TEXT EXCERPT
As described from a first person subjective sense, each of us live in our minds and experience the world. The quality of our minds dictates the quality of our lives. Simply put, meditation is an active, deliberate and methodical approach to improve the quality of our minds, and therefore our lives.

Phenomena

Regardless of one’s worldview, we can more or less agree that physical phenomena are occurring and unfolding. Change of seasons, metamorphosis, transition from infancy, youth, adulthood to senescence, and so forth. Humanity is an integral part of dynamically changing physical phenomena we call reality. Whether we acknowledge it or not, change is inevitable and the only pattern that is constant.

And yet, most of us ride around in our heads as an absolute, unchanging homunculus we call self, convinced that it has nonnegotiable immunity from change, where as everything else is changing dynamically. That seems paradoxically at odds with reality. If one were to demand any goal for practicing meditation, it would be to investigate this. Resolving this seeming paradox requires a radical shift in our distorted view of immutable self.

EXERCISES
**A)** Name every stage of life that the meditation text mentions in its examples of physical change.
**B)** Write the next paragraph of the meditation text, picking up after its final sentence.

ENTRIES SUPPLIED
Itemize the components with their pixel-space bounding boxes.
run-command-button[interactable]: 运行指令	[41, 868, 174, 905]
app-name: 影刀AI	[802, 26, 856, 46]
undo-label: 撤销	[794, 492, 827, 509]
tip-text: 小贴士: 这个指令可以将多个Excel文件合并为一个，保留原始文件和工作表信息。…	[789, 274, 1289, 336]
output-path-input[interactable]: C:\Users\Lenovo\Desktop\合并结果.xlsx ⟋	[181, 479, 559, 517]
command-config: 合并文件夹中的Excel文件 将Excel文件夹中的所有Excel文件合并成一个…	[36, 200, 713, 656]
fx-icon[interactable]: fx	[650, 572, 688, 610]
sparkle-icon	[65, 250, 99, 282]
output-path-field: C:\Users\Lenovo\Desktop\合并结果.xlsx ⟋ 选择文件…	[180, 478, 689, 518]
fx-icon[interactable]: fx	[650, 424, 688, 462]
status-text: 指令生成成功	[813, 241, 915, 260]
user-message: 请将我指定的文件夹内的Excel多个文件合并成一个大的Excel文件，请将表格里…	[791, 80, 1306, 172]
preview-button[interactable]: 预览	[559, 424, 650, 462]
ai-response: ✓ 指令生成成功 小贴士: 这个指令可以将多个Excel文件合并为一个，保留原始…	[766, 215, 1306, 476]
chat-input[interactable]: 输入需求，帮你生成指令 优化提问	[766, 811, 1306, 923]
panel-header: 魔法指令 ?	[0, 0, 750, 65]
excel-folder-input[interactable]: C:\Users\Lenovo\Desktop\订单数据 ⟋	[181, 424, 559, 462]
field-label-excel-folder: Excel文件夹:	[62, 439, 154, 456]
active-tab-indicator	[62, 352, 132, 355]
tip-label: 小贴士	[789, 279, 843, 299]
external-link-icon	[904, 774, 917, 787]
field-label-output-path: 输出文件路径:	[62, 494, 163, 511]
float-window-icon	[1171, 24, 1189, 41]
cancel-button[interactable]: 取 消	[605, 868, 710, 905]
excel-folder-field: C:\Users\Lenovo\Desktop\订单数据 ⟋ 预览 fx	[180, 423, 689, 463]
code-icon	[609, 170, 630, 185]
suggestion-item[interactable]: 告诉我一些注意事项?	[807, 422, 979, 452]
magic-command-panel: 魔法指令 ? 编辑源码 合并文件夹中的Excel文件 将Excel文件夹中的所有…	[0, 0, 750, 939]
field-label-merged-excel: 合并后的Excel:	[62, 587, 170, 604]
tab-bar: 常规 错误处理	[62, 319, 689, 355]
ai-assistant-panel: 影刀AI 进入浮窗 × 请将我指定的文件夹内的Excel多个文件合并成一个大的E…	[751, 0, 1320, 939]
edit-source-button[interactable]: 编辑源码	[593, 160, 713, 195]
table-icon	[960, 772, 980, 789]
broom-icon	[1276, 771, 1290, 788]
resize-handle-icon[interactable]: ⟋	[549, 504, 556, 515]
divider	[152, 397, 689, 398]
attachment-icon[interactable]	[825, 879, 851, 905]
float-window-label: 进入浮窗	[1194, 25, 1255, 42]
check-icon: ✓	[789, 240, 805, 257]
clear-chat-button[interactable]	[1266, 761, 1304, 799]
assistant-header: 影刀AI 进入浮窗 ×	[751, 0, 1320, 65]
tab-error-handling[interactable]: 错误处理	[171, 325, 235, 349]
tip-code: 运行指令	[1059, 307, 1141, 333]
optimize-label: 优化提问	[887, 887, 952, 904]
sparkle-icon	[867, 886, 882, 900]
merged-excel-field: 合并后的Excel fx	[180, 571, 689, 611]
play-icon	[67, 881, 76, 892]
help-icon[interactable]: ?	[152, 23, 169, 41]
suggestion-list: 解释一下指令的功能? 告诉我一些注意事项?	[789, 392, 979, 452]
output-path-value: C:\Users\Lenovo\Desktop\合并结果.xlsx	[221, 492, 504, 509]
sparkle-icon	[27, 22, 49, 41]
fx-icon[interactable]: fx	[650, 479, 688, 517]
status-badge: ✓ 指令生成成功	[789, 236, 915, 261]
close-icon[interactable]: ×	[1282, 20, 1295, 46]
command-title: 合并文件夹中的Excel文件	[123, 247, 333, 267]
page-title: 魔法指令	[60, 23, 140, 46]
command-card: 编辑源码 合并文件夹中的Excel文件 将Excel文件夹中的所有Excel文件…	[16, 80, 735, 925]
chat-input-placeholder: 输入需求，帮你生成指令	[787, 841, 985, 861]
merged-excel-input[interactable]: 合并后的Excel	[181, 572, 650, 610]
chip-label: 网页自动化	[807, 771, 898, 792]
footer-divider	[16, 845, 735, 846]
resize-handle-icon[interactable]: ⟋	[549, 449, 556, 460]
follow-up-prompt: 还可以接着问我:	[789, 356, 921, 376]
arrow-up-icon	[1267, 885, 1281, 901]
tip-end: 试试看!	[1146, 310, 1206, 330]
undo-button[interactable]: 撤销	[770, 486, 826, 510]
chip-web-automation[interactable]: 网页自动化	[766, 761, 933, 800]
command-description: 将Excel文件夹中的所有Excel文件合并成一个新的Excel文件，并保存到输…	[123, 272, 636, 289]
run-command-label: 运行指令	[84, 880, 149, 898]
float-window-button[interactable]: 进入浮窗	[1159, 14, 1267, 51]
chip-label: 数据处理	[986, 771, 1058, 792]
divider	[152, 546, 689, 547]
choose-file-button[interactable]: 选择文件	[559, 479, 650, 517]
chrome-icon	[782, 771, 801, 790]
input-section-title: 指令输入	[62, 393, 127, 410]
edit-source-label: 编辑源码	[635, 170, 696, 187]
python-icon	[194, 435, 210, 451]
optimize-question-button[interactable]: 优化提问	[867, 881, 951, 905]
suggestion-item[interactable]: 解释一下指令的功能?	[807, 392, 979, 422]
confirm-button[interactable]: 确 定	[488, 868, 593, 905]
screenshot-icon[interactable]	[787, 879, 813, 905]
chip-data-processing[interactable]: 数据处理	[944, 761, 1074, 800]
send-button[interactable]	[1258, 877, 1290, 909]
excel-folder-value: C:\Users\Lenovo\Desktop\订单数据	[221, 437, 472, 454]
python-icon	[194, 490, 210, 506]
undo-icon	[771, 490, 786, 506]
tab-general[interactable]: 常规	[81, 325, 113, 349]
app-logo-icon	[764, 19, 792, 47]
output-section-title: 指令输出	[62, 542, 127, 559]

EXERCISE ANSWERS
**A)** Infancy, youth, adulthood, senescence

**B)**
Events Matter

All events that our minds have encountered throughout the course of our lives are unfolding through this interface of conscious or unconscious mind. These include good, bad and everything ugly that we have experienced. One could argue that for any event to matter, it must appear in one’s mind. It is possible for events that appear in our minds to go unnoticed, either partially or wholly. In fact, this mind-state seems to be our default habitual mode. And this mode forms the foundation of the unchanging self. These unnoticed events, by definition, unfold while the mind is in some hiatus, a suspended state, in discursive thought, spaced out, simply distracted, or ultimately not present.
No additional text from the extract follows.